* [SUPPLIED RECORDS]:
+++

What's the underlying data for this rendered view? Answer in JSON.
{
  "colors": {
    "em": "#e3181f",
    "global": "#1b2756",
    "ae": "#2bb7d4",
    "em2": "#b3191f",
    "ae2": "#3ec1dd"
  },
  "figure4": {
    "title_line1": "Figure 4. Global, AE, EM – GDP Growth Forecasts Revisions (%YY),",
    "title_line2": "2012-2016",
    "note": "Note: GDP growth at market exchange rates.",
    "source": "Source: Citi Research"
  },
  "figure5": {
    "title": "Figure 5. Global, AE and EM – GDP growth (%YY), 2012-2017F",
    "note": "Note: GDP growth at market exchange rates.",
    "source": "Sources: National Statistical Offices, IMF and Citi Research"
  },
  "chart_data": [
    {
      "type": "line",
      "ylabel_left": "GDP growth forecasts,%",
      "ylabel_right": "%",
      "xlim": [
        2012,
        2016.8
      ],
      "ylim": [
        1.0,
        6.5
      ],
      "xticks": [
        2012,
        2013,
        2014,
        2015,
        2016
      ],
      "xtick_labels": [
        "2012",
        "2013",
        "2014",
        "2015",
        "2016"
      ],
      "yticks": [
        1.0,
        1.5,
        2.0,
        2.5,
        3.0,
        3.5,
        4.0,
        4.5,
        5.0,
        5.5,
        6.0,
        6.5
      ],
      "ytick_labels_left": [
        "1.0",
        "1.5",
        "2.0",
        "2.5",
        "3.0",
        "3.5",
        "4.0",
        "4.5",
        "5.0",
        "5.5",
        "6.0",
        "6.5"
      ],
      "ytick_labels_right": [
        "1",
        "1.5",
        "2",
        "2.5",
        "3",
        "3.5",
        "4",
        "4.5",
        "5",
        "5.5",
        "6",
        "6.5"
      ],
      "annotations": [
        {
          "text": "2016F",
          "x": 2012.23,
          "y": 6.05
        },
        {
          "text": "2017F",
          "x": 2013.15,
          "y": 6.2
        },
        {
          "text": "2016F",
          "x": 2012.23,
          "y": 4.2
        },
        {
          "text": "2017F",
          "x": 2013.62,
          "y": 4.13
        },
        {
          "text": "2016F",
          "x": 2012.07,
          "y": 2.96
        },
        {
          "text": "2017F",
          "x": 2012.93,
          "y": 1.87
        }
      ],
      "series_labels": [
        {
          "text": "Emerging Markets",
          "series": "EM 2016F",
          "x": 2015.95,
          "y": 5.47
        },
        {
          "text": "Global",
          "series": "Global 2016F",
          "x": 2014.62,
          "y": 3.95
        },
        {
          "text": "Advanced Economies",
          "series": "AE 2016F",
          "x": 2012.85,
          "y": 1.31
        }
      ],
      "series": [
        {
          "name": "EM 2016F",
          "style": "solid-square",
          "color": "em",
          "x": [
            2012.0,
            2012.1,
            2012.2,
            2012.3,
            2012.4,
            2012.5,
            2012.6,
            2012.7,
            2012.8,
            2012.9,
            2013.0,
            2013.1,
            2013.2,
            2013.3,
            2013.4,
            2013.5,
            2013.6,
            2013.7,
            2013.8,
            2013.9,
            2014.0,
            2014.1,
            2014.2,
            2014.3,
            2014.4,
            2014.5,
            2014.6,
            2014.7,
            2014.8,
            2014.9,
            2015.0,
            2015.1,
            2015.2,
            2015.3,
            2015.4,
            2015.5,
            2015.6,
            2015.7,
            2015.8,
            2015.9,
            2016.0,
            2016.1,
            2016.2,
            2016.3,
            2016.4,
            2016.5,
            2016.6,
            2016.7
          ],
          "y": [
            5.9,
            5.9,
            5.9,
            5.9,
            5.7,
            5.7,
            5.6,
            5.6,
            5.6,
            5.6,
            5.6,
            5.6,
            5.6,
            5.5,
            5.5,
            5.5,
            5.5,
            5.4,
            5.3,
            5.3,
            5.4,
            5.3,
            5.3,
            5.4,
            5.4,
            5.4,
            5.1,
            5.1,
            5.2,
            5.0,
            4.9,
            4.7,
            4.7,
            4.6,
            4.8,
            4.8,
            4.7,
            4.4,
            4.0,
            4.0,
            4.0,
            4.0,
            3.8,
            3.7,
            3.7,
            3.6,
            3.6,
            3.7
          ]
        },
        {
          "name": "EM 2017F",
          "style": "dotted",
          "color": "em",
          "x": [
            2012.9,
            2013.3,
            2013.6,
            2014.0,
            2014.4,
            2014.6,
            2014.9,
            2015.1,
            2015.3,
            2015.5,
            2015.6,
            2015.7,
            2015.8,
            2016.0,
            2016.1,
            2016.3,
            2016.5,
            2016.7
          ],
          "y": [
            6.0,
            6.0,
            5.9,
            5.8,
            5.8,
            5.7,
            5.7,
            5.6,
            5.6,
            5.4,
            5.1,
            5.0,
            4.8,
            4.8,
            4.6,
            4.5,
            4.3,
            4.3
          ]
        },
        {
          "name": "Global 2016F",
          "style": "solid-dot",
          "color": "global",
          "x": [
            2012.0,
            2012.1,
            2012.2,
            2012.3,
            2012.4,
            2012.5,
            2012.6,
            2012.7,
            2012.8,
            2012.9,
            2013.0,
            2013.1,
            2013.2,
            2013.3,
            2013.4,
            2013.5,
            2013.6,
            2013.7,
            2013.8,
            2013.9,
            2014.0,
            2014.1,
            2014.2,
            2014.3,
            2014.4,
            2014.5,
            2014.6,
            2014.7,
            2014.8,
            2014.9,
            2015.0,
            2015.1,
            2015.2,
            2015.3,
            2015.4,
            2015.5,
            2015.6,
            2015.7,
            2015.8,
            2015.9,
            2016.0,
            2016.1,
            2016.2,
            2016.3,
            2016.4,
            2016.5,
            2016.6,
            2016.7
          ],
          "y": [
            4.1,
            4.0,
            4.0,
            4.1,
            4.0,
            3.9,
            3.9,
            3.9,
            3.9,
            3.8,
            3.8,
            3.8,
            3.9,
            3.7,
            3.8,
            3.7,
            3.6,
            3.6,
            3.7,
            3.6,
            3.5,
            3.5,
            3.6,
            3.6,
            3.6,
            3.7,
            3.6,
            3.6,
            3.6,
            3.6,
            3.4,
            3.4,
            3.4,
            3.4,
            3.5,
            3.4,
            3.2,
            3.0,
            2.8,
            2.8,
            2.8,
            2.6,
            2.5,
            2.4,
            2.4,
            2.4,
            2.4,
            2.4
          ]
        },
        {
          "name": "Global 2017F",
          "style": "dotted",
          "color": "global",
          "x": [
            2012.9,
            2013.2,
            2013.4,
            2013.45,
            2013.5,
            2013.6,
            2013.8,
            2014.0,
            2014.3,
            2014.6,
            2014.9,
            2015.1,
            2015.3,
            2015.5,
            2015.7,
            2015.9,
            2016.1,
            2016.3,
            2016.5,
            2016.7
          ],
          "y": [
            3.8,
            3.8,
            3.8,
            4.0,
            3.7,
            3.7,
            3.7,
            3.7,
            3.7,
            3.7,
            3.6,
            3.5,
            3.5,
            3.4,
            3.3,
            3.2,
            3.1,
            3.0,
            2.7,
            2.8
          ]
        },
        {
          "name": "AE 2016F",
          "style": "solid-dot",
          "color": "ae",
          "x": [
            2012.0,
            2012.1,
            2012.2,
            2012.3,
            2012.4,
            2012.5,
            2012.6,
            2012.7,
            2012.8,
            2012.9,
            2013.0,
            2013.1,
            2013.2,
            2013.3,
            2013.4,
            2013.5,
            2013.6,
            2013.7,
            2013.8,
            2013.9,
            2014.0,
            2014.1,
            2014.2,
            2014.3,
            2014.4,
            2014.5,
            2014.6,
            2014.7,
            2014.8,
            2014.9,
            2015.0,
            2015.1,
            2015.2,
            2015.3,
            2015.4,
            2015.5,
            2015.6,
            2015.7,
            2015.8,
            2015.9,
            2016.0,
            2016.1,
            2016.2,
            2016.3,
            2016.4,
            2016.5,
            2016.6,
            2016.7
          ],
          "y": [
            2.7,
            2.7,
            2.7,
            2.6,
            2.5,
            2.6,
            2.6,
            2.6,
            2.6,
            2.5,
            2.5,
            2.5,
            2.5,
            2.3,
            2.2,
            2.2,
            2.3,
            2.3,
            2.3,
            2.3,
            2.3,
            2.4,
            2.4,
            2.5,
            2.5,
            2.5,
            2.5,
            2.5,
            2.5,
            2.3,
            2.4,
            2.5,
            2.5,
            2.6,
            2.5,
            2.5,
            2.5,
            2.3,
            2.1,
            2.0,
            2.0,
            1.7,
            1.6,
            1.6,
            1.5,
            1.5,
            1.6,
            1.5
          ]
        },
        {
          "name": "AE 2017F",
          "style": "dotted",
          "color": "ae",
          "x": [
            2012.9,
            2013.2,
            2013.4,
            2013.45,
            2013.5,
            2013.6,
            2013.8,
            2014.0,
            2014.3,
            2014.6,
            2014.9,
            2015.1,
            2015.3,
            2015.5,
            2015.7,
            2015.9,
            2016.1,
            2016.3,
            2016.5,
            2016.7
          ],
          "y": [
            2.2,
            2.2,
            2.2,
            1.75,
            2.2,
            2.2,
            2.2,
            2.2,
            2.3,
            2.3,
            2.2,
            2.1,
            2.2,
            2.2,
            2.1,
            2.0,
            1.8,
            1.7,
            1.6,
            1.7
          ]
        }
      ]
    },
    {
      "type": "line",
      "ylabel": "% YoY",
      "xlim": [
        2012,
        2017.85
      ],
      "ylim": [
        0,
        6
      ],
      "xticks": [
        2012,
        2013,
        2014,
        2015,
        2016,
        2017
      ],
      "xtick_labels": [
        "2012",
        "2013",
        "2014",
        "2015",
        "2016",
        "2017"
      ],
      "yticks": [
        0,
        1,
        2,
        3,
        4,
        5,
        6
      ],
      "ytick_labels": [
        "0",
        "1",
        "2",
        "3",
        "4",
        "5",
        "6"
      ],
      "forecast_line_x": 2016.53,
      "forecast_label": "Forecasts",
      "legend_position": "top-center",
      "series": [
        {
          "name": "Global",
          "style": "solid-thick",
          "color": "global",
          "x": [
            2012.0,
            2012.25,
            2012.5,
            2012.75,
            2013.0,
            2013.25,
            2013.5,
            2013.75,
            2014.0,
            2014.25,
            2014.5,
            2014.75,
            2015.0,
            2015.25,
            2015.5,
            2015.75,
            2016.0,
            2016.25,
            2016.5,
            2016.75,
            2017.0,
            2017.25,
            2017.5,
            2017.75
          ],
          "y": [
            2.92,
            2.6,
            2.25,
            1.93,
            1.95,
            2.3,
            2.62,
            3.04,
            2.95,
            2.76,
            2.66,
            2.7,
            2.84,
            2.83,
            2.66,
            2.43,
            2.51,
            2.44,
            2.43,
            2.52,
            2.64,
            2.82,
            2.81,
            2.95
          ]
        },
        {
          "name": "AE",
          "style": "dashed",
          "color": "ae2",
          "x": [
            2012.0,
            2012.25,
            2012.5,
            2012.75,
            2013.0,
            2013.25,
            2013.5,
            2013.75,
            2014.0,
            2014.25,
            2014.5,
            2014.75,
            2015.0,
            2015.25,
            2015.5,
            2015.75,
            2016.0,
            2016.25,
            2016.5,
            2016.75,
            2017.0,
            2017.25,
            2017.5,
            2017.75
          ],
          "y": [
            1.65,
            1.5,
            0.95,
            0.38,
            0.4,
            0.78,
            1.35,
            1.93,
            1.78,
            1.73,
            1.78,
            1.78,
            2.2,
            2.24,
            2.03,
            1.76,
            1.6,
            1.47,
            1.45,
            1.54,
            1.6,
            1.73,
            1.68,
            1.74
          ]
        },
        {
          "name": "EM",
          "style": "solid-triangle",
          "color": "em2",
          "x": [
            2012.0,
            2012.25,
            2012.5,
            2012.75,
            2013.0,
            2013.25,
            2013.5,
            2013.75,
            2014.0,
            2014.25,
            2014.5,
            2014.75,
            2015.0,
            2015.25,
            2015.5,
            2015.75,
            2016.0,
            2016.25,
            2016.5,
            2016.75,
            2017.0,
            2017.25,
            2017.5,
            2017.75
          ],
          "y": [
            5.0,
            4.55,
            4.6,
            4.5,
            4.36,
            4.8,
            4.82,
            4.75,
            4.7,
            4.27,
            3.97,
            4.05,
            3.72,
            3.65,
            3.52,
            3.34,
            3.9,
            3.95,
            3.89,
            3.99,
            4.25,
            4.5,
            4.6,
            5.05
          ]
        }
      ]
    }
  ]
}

+++

* [TASK INSTRUCTIONS]:
Work through the records line by line and tally those with the word "source". Report only the total.

* [TASK RESPONSE]:
2